→ Task instructions: Find and copy lines holding "location".

----- Data for processing

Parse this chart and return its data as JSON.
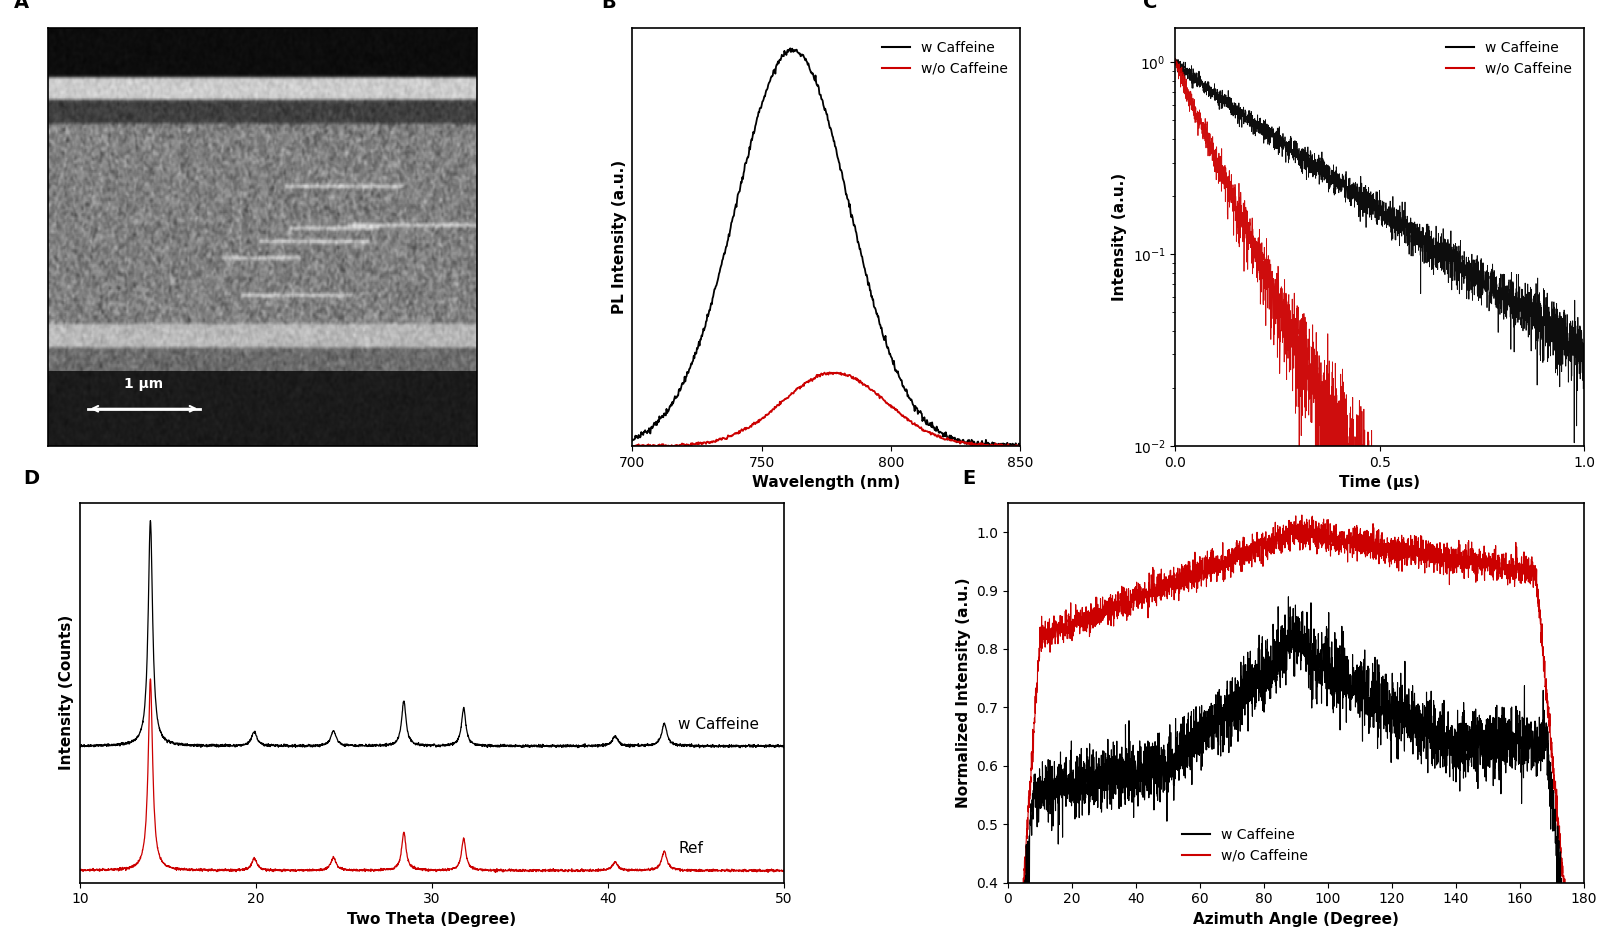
{
  "panel_labels": [
    "A",
    "B",
    "C",
    "D",
    "E"
  ],
  "panel_label_fontsize": 14,
  "panel_label_fontweight": "bold",
  "B_xlabel": "Wavelength (nm)",
  "B_ylabel": "PL Intensity (a.u.)",
  "B_xlim": [
    700,
    850
  ],
  "B_xticks": [
    700,
    750,
    800,
    850
  ],
  "B_legend_caffeine": "w Caffeine",
  "B_legend_no_caffeine": "w/o Caffeine",
  "C_xlabel": "Time (μs)",
  "C_ylabel": "Intensity (a.u.)",
  "C_xlim": [
    0.0,
    1.0
  ],
  "C_xticks": [
    0.0,
    0.5,
    1.0
  ],
  "C_ylim_log": [
    0.01,
    1.5
  ],
  "C_legend_caffeine": "w Caffeine",
  "C_legend_no_caffeine": "w/o Caffeine",
  "D_xlabel": "Two Theta (Degree)",
  "D_ylabel": "Intensity (Counts)",
  "D_xlim": [
    10,
    50
  ],
  "D_xticks": [
    10,
    20,
    30,
    40,
    50
  ],
  "D_label_caffeine": "w Caffeine",
  "D_label_ref": "Ref",
  "E_xlabel": "Azimuth Angle (Degree)",
  "E_ylabel": "Normalized Intensity (a.u.)",
  "E_xlim": [
    0,
    180
  ],
  "E_xticks": [
    0,
    20,
    40,
    60,
    80,
    100,
    120,
    140,
    160,
    180
  ],
  "E_ylim": [
    0.4,
    1.05
  ],
  "E_legend_caffeine": "w Caffeine",
  "E_legend_no_caffeine": "w/o Caffeine",
  "color_black": "#000000",
  "color_red": "#CC0000",
  "axis_label_fontsize": 11,
  "tick_fontsize": 10,
  "legend_fontsize": 10,
  "line_width": 1.0,
  "scale_bar_text": "1 μm"
}
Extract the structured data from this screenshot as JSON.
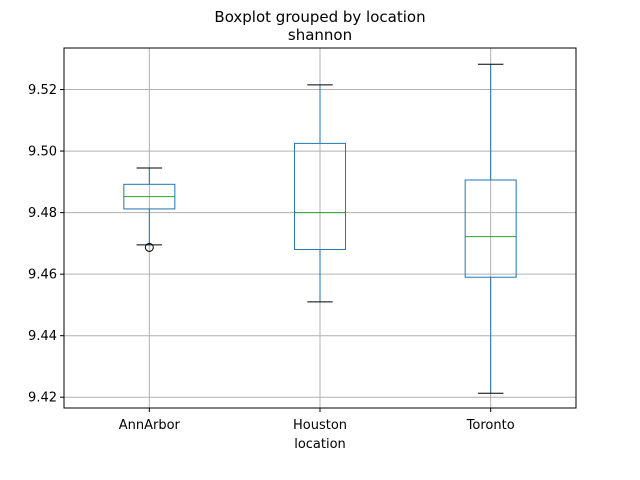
{
  "chart_data": {
    "type": "box",
    "title": "Boxplot grouped by location",
    "subtitle": "shannon",
    "xlabel": "location",
    "ylabel": "",
    "ylim": [
      9.4165,
      9.5335
    ],
    "yticks": [
      "9.42",
      "9.44",
      "9.46",
      "9.48",
      "9.50",
      "9.52"
    ],
    "grid": true,
    "categories": [
      "AnnArbor",
      "Houston",
      "Toronto"
    ],
    "boxes": [
      {
        "category": "AnnArbor",
        "whisker_low": 9.4695,
        "q1": 9.4812,
        "median": 9.4852,
        "q3": 9.4892,
        "whisker_high": 9.4945,
        "outliers": [
          9.4687
        ]
      },
      {
        "category": "Houston",
        "whisker_low": 9.451,
        "q1": 9.468,
        "median": 9.48,
        "q3": 9.5025,
        "whisker_high": 9.5215,
        "outliers": []
      },
      {
        "category": "Toronto",
        "whisker_low": 9.4213,
        "q1": 9.459,
        "median": 9.4722,
        "q3": 9.4906,
        "whisker_high": 9.5282,
        "outliers": []
      }
    ],
    "colors": {
      "box": "#1f77b4",
      "median": "#2ca02c",
      "whisker_cap": "#000000",
      "outlier": "#000000",
      "grid": "#b0b0b0"
    }
  }
}
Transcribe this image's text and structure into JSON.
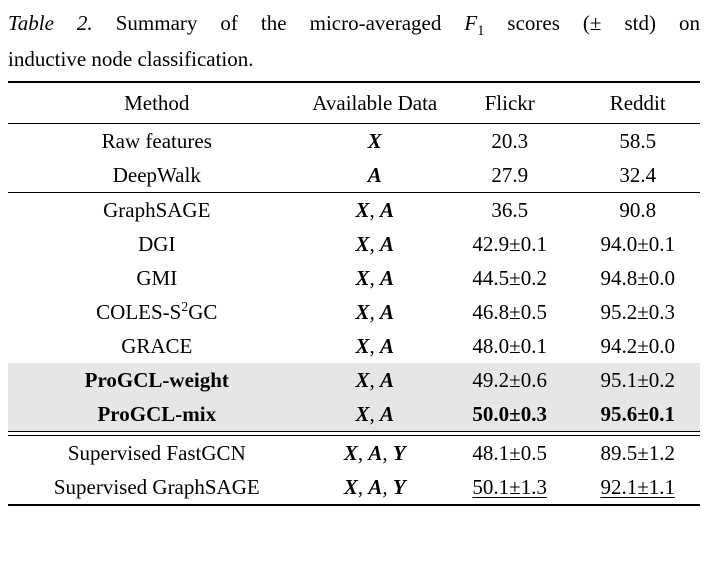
{
  "caption": {
    "line1": {
      "label": "Table 2.",
      "before_math": "Summary of the micro-averaged",
      "math_f": "F",
      "math_sub": "1",
      "after_math": "scores (± std) on"
    },
    "line2": "inductive node classification."
  },
  "table": {
    "headers": [
      "Method",
      "Available Data",
      "Flickr",
      "Reddit"
    ],
    "groups": [
      {
        "name": "shallow-baselines",
        "rows": [
          {
            "method": "Raw features",
            "data": [
              "X"
            ],
            "flickr": "20.3",
            "reddit": "58.5"
          },
          {
            "method": "DeepWalk",
            "data": [
              "A"
            ],
            "flickr": "27.9",
            "reddit": "32.4"
          }
        ]
      },
      {
        "name": "unsupervised-methods",
        "separator_above": "single",
        "rows": [
          {
            "method": "GraphSAGE",
            "data": [
              "X",
              "A"
            ],
            "flickr": "36.5",
            "reddit": "90.8"
          },
          {
            "method": "DGI",
            "data": [
              "X",
              "A"
            ],
            "flickr": "42.9±0.1",
            "reddit": "94.0±0.1"
          },
          {
            "method": "GMI",
            "data": [
              "X",
              "A"
            ],
            "flickr": "44.5±0.2",
            "reddit": "94.8±0.0"
          },
          {
            "method": "COLES-S^2GC",
            "data": [
              "X",
              "A"
            ],
            "flickr": "46.8±0.5",
            "reddit": "95.2±0.3"
          },
          {
            "method": "GRACE",
            "data": [
              "X",
              "A"
            ],
            "flickr": "48.0±0.1",
            "reddit": "94.2±0.0"
          },
          {
            "method": "ProGCL-weight",
            "data": [
              "X",
              "A"
            ],
            "flickr": "49.2±0.6",
            "reddit": "95.1±0.2",
            "highlight": true,
            "bold_method": true
          },
          {
            "method": "ProGCL-mix",
            "data": [
              "X",
              "A"
            ],
            "flickr": "50.0±0.3",
            "reddit": "95.6±0.1",
            "highlight": true,
            "bold_method": true,
            "bold_values": true
          }
        ]
      },
      {
        "name": "supervised-methods",
        "separator_above": "double",
        "rows": [
          {
            "method": "Supervised FastGCN",
            "data": [
              "X",
              "A",
              "Y"
            ],
            "flickr": "48.1±0.5",
            "reddit": "89.5±1.2"
          },
          {
            "method": "Supervised GraphSAGE",
            "data": [
              "X",
              "A",
              "Y"
            ],
            "flickr": "50.1±1.3",
            "reddit": "92.1±1.1",
            "underline_values": true
          }
        ]
      }
    ]
  },
  "colors": {
    "highlight": "#e6e6e6",
    "text": "#000000",
    "background": "#ffffff"
  }
}
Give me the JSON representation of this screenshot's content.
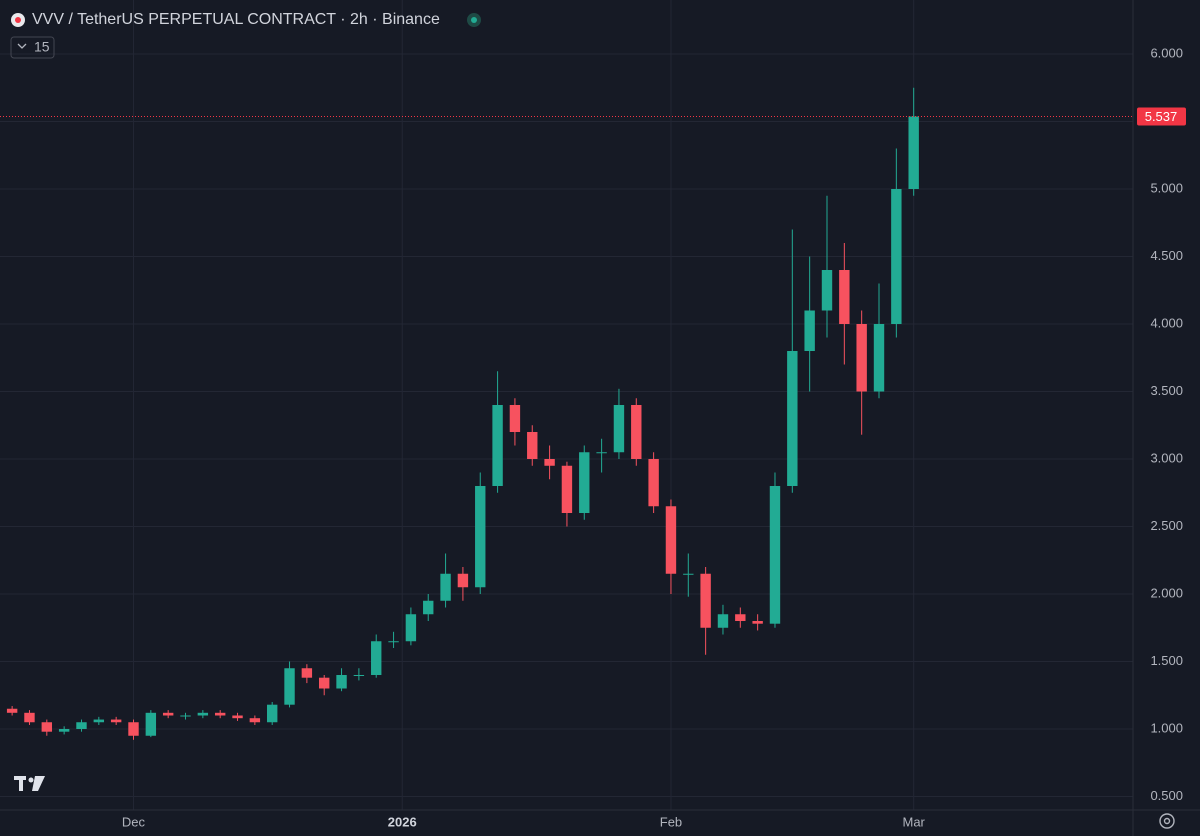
{
  "chart_data": {
    "type": "candlestick",
    "title": "VVV / TetherUS PERPETUAL CONTRACT · 2h · Binance",
    "indicator_label": "15",
    "x": [
      -16,
      -14,
      -12,
      -10,
      -8,
      -6,
      -4,
      -2,
      0,
      2,
      4,
      6,
      8,
      10,
      12,
      14,
      16,
      18,
      20,
      22,
      24,
      26,
      28,
      30,
      32,
      34,
      36,
      38,
      40,
      42,
      44,
      46,
      48,
      50,
      52,
      54,
      56,
      58,
      60,
      62,
      64,
      66,
      68,
      70,
      72,
      74,
      76,
      78,
      80,
      82,
      84,
      86,
      88,
      90
    ],
    "open": [
      1.18,
      1.15,
      1.12,
      1.05,
      0.98,
      1.0,
      1.05,
      1.07,
      1.05,
      0.95,
      1.12,
      1.1,
      1.1,
      1.12,
      1.1,
      1.08,
      1.05,
      1.18,
      1.45,
      1.38,
      1.3,
      1.4,
      1.4,
      1.65,
      1.65,
      1.85,
      1.95,
      2.15,
      2.05,
      2.8,
      3.4,
      3.2,
      3.0,
      2.95,
      2.6,
      3.05,
      3.05,
      3.4,
      3.0,
      2.65,
      2.15,
      2.15,
      1.75,
      1.85,
      1.8,
      1.78,
      2.8,
      3.8,
      4.1,
      4.4,
      4.0,
      3.5,
      4.0,
      5.0
    ],
    "high": [
      1.2,
      1.17,
      1.14,
      1.07,
      1.02,
      1.07,
      1.09,
      1.09,
      1.07,
      1.14,
      1.14,
      1.12,
      1.14,
      1.14,
      1.12,
      1.1,
      1.2,
      1.5,
      1.48,
      1.4,
      1.45,
      1.45,
      1.7,
      1.72,
      1.9,
      2.0,
      2.3,
      2.2,
      2.9,
      3.65,
      3.45,
      3.25,
      3.1,
      2.98,
      3.1,
      3.15,
      3.52,
      3.45,
      3.05,
      2.7,
      2.3,
      2.2,
      1.92,
      1.9,
      1.85,
      2.9,
      4.7,
      4.5,
      4.95,
      4.6,
      4.1,
      4.3,
      5.3,
      5.75
    ],
    "low": [
      1.13,
      1.1,
      1.03,
      0.95,
      0.96,
      0.98,
      1.03,
      1.03,
      0.92,
      0.94,
      1.08,
      1.07,
      1.08,
      1.08,
      1.06,
      1.03,
      1.03,
      1.16,
      1.34,
      1.25,
      1.28,
      1.36,
      1.38,
      1.6,
      1.62,
      1.8,
      1.9,
      1.95,
      2.0,
      2.75,
      3.1,
      2.95,
      2.85,
      2.5,
      2.55,
      2.9,
      3.0,
      2.95,
      2.6,
      2.0,
      1.98,
      1.55,
      1.7,
      1.75,
      1.73,
      1.75,
      2.75,
      3.5,
      3.9,
      3.7,
      3.18,
      3.45,
      3.9,
      4.95
    ],
    "close": [
      1.15,
      1.12,
      1.05,
      0.98,
      1.0,
      1.05,
      1.07,
      1.05,
      0.95,
      1.12,
      1.1,
      1.1,
      1.12,
      1.1,
      1.08,
      1.05,
      1.18,
      1.45,
      1.38,
      1.3,
      1.4,
      1.4,
      1.65,
      1.65,
      1.85,
      1.95,
      2.15,
      2.05,
      2.8,
      3.4,
      3.2,
      3.0,
      2.95,
      2.6,
      3.05,
      3.05,
      3.4,
      3.0,
      2.65,
      2.15,
      2.15,
      1.75,
      1.85,
      1.8,
      1.78,
      2.8,
      3.8,
      4.1,
      4.4,
      4.0,
      3.5,
      4.0,
      5.0,
      5.537
    ],
    "up_color": "#22ab94",
    "down_color": "#f7525f",
    "last_price": 5.537,
    "last_price_color": "#f23645",
    "xlim": [
      -15.4,
      115.3
    ],
    "xticks": [
      {
        "value": 0,
        "label": "Dec"
      },
      {
        "value": 31,
        "label": "2026"
      },
      {
        "value": 62,
        "label": "Feb"
      },
      {
        "value": 90,
        "label": "Mar"
      }
    ],
    "ylim": [
      0.4,
      6.4
    ],
    "yticks": [
      {
        "value": 0.5,
        "label": "0.500"
      },
      {
        "value": 1,
        "label": "1.000"
      },
      {
        "value": 1.5,
        "label": "1.500"
      },
      {
        "value": 2,
        "label": "2.000"
      },
      {
        "value": 2.5,
        "label": "2.500"
      },
      {
        "value": 3,
        "label": "3.000"
      },
      {
        "value": 3.5,
        "label": "3.500"
      },
      {
        "value": 4,
        "label": "4.000"
      },
      {
        "value": 4.5,
        "label": "4.500"
      },
      {
        "value": 5,
        "label": "5.000"
      },
      {
        "value": 5.5,
        "label": "5.500"
      },
      {
        "value": 6,
        "label": "6.000"
      }
    ],
    "grid": true
  }
}
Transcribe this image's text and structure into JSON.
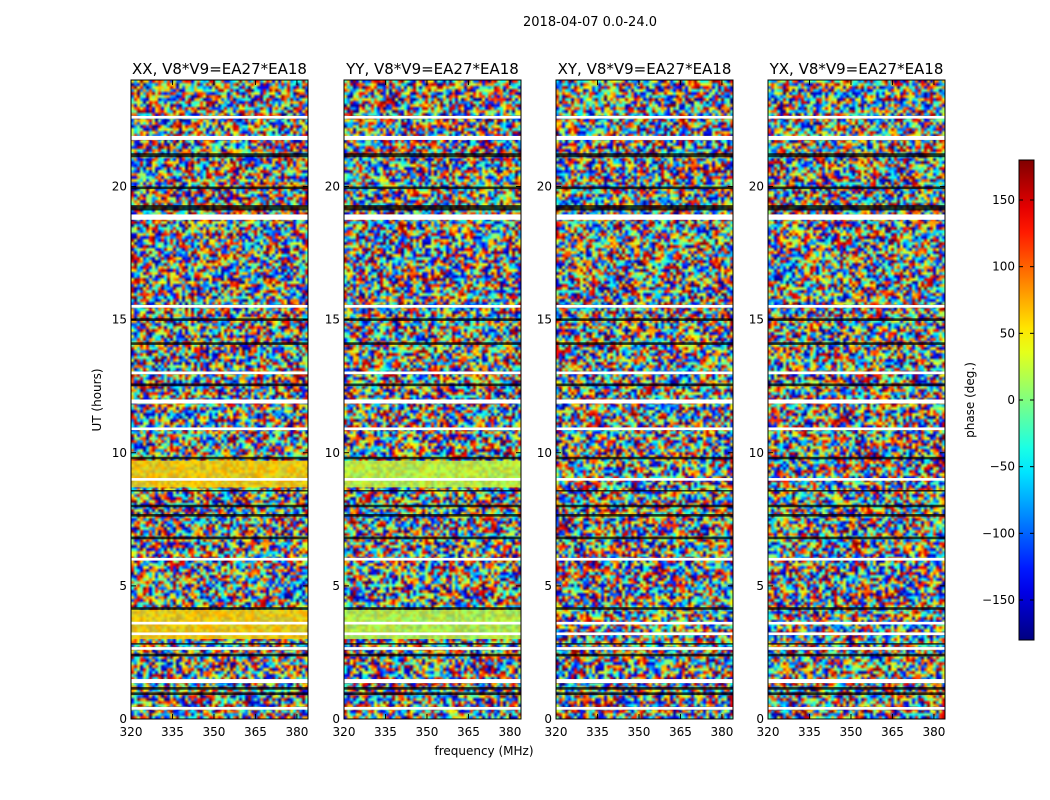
{
  "figure_title": "2018-04-07 0.0-24.0",
  "chart_data": {
    "type": "heatmap",
    "panels": [
      {
        "title": "XX, V8*V9=EA27*EA18",
        "pol": "XX"
      },
      {
        "title": "YY, V8*V9=EA27*EA18",
        "pol": "YY"
      },
      {
        "title": "XY, V8*V9=EA27*EA18",
        "pol": "XY"
      },
      {
        "title": "YX, V8*V9=EA27*EA18",
        "pol": "YX"
      }
    ],
    "xlabel": "frequency (MHz)",
    "ylabel": "UT (hours)",
    "xlim": [
      320,
      384
    ],
    "ylim": [
      0,
      24
    ],
    "xticks": [
      320,
      335,
      350,
      365,
      380
    ],
    "xtick_labels": [
      "320",
      "335",
      "350",
      "365",
      "380"
    ],
    "yticks": [
      0,
      5,
      10,
      15,
      20
    ],
    "ytick_labels": [
      "0",
      "5",
      "10",
      "15",
      "20"
    ],
    "colorbar": {
      "label": "phase (deg.)",
      "range": [
        -180,
        180
      ],
      "ticks": [
        150,
        100,
        50,
        0,
        -50,
        -100,
        -150
      ],
      "tick_labels": [
        "150",
        "100",
        "50",
        "0",
        "−50",
        "−100",
        "−150"
      ],
      "colormap": "jet"
    },
    "flagged_time_ranges_hours": [
      [
        0.35,
        0.45
      ],
      [
        1.35,
        1.5
      ],
      [
        2.6,
        2.7
      ],
      [
        3.15,
        3.25
      ],
      [
        3.55,
        3.65
      ],
      [
        5.95,
        6.05
      ],
      [
        8.95,
        9.05
      ],
      [
        10.85,
        10.95
      ],
      [
        11.85,
        12.0
      ],
      [
        12.95,
        13.05
      ],
      [
        15.45,
        15.55
      ],
      [
        18.75,
        18.95
      ],
      [
        21.75,
        21.9
      ],
      [
        22.55,
        22.65
      ]
    ],
    "dark_time_ranges_hours": [
      [
        0.9,
        1.0
      ],
      [
        1.1,
        1.2
      ],
      [
        2.35,
        2.45
      ],
      [
        2.8,
        2.85
      ],
      [
        4.1,
        4.2
      ],
      [
        6.75,
        6.85
      ],
      [
        7.6,
        7.7
      ],
      [
        7.95,
        8.05
      ],
      [
        8.55,
        8.6
      ],
      [
        9.75,
        9.85
      ],
      [
        12.5,
        12.6
      ],
      [
        14.05,
        14.15
      ],
      [
        14.95,
        15.05
      ],
      [
        19.1,
        19.3
      ],
      [
        19.9,
        20.0
      ],
      [
        21.1,
        21.25
      ]
    ],
    "coherent_phase_bands": [
      {
        "panel": "XX",
        "time_range_hours": [
          3.0,
          4.1
        ],
        "phase_deg": 60
      },
      {
        "panel": "XX",
        "time_range_hours": [
          8.7,
          9.7
        ],
        "phase_deg": 60
      },
      {
        "panel": "YY",
        "time_range_hours": [
          3.0,
          4.1
        ],
        "phase_deg": 20
      },
      {
        "panel": "YY",
        "time_range_hours": [
          8.7,
          9.7
        ],
        "phase_deg": 25
      }
    ]
  }
}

----------

→ Solved problem:
    "title": "Boxplot grouped by location",
    "xlabel": "location",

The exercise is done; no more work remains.